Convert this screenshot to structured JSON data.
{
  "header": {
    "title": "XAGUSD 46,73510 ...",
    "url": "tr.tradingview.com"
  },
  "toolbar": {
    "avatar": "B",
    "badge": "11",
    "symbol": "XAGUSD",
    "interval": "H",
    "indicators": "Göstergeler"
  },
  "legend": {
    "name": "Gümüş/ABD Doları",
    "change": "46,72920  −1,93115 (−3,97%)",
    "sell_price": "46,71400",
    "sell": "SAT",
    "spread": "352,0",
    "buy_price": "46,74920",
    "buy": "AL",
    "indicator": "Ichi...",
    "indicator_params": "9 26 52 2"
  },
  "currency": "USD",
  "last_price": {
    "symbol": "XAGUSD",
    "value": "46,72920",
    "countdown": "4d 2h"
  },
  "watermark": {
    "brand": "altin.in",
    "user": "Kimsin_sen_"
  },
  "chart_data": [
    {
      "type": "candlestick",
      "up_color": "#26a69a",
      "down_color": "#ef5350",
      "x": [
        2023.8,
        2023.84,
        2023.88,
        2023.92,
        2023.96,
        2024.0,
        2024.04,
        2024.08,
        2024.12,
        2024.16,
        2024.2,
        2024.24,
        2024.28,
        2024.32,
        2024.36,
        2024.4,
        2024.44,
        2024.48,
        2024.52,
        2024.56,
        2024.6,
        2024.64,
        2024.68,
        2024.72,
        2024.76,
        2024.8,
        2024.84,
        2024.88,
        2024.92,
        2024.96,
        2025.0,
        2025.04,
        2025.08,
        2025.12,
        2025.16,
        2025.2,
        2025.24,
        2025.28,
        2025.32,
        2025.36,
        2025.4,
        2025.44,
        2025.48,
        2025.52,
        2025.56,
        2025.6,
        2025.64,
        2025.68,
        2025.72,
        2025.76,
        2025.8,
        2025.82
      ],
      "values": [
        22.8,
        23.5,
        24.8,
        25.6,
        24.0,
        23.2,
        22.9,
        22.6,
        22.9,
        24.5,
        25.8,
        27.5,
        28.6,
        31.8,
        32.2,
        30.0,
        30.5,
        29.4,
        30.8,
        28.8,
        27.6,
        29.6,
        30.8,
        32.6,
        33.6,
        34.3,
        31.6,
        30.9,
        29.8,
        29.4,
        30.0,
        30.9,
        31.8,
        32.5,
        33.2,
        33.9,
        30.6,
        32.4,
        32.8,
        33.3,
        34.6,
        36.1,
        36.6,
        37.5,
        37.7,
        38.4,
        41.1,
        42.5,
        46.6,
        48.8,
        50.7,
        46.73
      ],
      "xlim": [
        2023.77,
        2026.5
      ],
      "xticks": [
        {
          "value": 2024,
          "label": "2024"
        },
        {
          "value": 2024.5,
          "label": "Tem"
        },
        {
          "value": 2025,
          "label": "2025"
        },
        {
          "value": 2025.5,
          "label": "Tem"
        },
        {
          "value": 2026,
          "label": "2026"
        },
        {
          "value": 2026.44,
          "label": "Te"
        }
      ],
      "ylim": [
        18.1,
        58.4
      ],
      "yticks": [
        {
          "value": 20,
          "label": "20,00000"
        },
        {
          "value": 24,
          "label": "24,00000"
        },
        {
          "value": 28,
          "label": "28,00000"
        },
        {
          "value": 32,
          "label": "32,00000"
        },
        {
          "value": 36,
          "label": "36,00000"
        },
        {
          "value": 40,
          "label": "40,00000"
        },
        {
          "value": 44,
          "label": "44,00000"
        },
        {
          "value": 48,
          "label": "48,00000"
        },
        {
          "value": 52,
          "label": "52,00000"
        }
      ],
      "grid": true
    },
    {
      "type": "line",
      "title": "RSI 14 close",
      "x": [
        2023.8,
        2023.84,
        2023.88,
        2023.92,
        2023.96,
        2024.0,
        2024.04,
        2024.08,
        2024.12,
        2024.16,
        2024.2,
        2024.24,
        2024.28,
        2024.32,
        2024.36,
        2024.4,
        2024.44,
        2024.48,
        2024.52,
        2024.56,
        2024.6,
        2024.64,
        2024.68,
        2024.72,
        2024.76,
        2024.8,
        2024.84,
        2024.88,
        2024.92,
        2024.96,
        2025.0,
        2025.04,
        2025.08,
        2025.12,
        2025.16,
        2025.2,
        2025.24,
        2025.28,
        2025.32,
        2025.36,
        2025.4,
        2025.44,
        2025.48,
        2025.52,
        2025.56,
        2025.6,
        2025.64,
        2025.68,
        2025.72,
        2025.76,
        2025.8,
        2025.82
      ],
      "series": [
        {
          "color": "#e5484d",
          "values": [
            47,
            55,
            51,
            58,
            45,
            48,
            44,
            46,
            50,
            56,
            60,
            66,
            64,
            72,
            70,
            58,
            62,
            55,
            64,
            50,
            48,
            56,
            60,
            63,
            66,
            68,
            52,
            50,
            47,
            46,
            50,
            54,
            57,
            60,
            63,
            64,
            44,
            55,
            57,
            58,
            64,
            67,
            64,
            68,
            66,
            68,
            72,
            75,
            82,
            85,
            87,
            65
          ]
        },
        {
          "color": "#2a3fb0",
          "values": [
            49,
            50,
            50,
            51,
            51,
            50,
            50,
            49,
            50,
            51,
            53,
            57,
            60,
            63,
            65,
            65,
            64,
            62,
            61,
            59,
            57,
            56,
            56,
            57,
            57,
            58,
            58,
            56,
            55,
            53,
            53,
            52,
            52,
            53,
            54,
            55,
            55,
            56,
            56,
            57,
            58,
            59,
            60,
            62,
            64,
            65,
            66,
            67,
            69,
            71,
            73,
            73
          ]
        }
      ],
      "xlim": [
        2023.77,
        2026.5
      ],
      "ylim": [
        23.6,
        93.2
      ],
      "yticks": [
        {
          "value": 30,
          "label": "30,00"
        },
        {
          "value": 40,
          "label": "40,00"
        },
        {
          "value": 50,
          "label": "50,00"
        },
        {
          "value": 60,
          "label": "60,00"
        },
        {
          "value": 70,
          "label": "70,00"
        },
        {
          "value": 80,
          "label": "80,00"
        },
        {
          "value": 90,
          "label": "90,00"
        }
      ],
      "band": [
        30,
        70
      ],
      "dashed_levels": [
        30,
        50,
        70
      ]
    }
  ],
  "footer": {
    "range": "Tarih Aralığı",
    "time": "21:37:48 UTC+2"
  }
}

+ + + + +

▶ _Exercise_:
Copy out all of the lines above exactly.

▶ _Solution_:
Convert this screenshot to structured JSON data.
{
  "header": {
    "title": "XAGUSD 46,73510 ...",
    "url": "tr.tradingview.com"
  },
  "toolbar": {
    "avatar": "B",
    "badge": "11",
    "symbol": "XAGUSD",
    "interval": "H",
    "indicators": "Göstergeler"
  },
  "legend": {
    "name": "Gümüş/ABD Doları",
    "change": "46,72920  −1,93115 (−3,97%)",
    "sell_price": "46,71400",
    "sell": "SAT",
    "spread": "352,0",
    "buy_price": "46,74920",
    "buy": "AL",
    "indicator": "Ichi...",
    "indicator_params": "9 26 52 2"
  },
  "currency": "USD",
  "last_price": {
    "symbol": "XAGUSD",
    "value": "46,72920",
    "countdown": "4d 2h"
  },
  "watermark": {
    "brand": "altin.in",
    "user": "Kimsin_sen_"
  },
  "chart_data": [
    {
      "type": "candlestick",
      "up_color": "#26a69a",
      "down_color": "#ef5350",
      "x": [
        2023.8,
        2023.84,
        2023.88,
        2023.92,
        2023.96,
        2024.0,
        2024.04,
        2024.08,
        2024.12,
        2024.16,
        2024.2,
        2024.24,
        2024.28,
        2024.32,
        2024.36,
        2024.4,
        2024.44,
        2024.48,
        2024.52,
        2024.56,
        2024.6,
        2024.64,
        2024.68,
        2024.72,
        2024.76,
        2024.8,
        2024.84,
        2024.88,
        2024.92,
        2024.96,
        2025.0,
        2025.04,
        2025.08,
        2025.12,
        2025.16,
        2025.2,
        2025.24,
        2025.28,
        2025.32,
        2025.36,
        2025.4,
        2025.44,
        2025.48,
        2025.52,
        2025.56,
        2025.6,
        2025.64,
        2025.68,
        2025.72,
        2025.76,
        2025.8,
        2025.82
      ],
      "values": [
        22.8,
        23.5,
        24.8,
        25.6,
        24.0,
        23.2,
        22.9,
        22.6,
        22.9,
        24.5,
        25.8,
        27.5,
        28.6,
        31.8,
        32.2,
        30.0,
        30.5,
        29.4,
        30.8,
        28.8,
        27.6,
        29.6,
        30.8,
        32.6,
        33.6,
        34.3,
        31.6,
        30.9,
        29.8,
        29.4,
        30.0,
        30.9,
        31.8,
        32.5,
        33.2,
        33.9,
        30.6,
        32.4,
        32.8,
        33.3,
        34.6,
        36.1,
        36.6,
        37.5,
        37.7,
        38.4,
        41.1,
        42.5,
        46.6,
        48.8,
        50.7,
        46.73
      ],
      "xlim": [
        2023.77,
        2026.5
      ],
      "xticks": [
        {
          "value": 2024,
          "label": "2024"
        },
        {
          "value": 2024.5,
          "label": "Tem"
        },
        {
          "value": 2025,
          "label": "2025"
        },
        {
          "value": 2025.5,
          "label": "Tem"
        },
        {
          "value": 2026,
          "label": "2026"
        },
        {
          "value": 2026.44,
          "label": "Te"
        }
      ],
      "ylim": [
        18.1,
        58.4
      ],
      "yticks": [
        {
          "value": 20,
          "label": "20,00000"
        },
        {
          "value": 24,
          "label": "24,00000"
        },
        {
          "value": 28,
          "label": "28,00000"
        },
        {
          "value": 32,
          "label": "32,00000"
        },
        {
          "value": 36,
          "label": "36,00000"
        },
        {
          "value": 40,
          "label": "40,00000"
        },
        {
          "value": 44,
          "label": "44,00000"
        },
        {
          "value": 48,
          "label": "48,00000"
        },
        {
          "value": 52,
          "label": "52,00000"
        }
      ],
      "grid": true
    },
    {
      "type": "line",
      "title": "RSI 14 close",
      "x": [
        2023.8,
        2023.84,
        2023.88,
        2023.92,
        2023.96,
        2024.0,
        2024.04,
        2024.08,
        2024.12,
        2024.16,
        2024.2,
        2024.24,
        2024.28,
        2024.32,
        2024.36,
        2024.4,
        2024.44,
        2024.48,
        2024.52,
        2024.56,
        2024.6,
        2024.64,
        2024.68,
        2024.72,
        2024.76,
        2024.8,
        2024.84,
        2024.88,
        2024.92,
        2024.96,
        2025.0,
        2025.04,
        2025.08,
        2025.12,
        2025.16,
        2025.2,
        2025.24,
        2025.28,
        2025.32,
        2025.36,
        2025.4,
        2025.44,
        2025.48,
        2025.52,
        2025.56,
        2025.6,
        2025.64,
        2025.68,
        2025.72,
        2025.76,
        2025.8,
        2025.82
      ],
      "series": [
        {
          "color": "#e5484d",
          "values": [
            47,
            55,
            51,
            58,
            45,
            48,
            44,
            46,
            50,
            56,
            60,
            66,
            64,
            72,
            70,
            58,
            62,
            55,
            64,
            50,
            48,
            56,
            60,
            63,
            66,
            68,
            52,
            50,
            47,
            46,
            50,
            54,
            57,
            60,
            63,
            64,
            44,
            55,
            57,
            58,
            64,
            67,
            64,
            68,
            66,
            68,
            72,
            75,
            82,
            85,
            87,
            65
          ]
        },
        {
          "color": "#2a3fb0",
          "values": [
            49,
            50,
            50,
            51,
            51,
            50,
            50,
            49,
            50,
            51,
            53,
            57,
            60,
            63,
            65,
            65,
            64,
            62,
            61,
            59,
            57,
            56,
            56,
            57,
            57,
            58,
            58,
            56,
            55,
            53,
            53,
            52,
            52,
            53,
            54,
            55,
            55,
            56,
            56,
            57,
            58,
            59,
            60,
            62,
            64,
            65,
            66,
            67,
            69,
            71,
            73,
            73
          ]
        }
      ],
      "xlim": [
        2023.77,
        2026.5
      ],
      "ylim": [
        23.6,
        93.2
      ],
      "yticks": [
        {
          "value": 30,
          "label": "30,00"
        },
        {
          "value": 40,
          "label": "40,00"
        },
        {
          "value": 50,
          "label": "50,00"
        },
        {
          "value": 60,
          "label": "60,00"
        },
        {
          "value": 70,
          "label": "70,00"
        },
        {
          "value": 80,
          "label": "80,00"
        },
        {
          "value": 90,
          "label": "90,00"
        }
      ],
      "band": [
        30,
        70
      ],
      "dashed_levels": [
        30,
        50,
        70
      ]
    }
  ],
  "footer": {
    "range": "Tarih Aralığı",
    "time": "21:37:48 UTC+2"
  }
}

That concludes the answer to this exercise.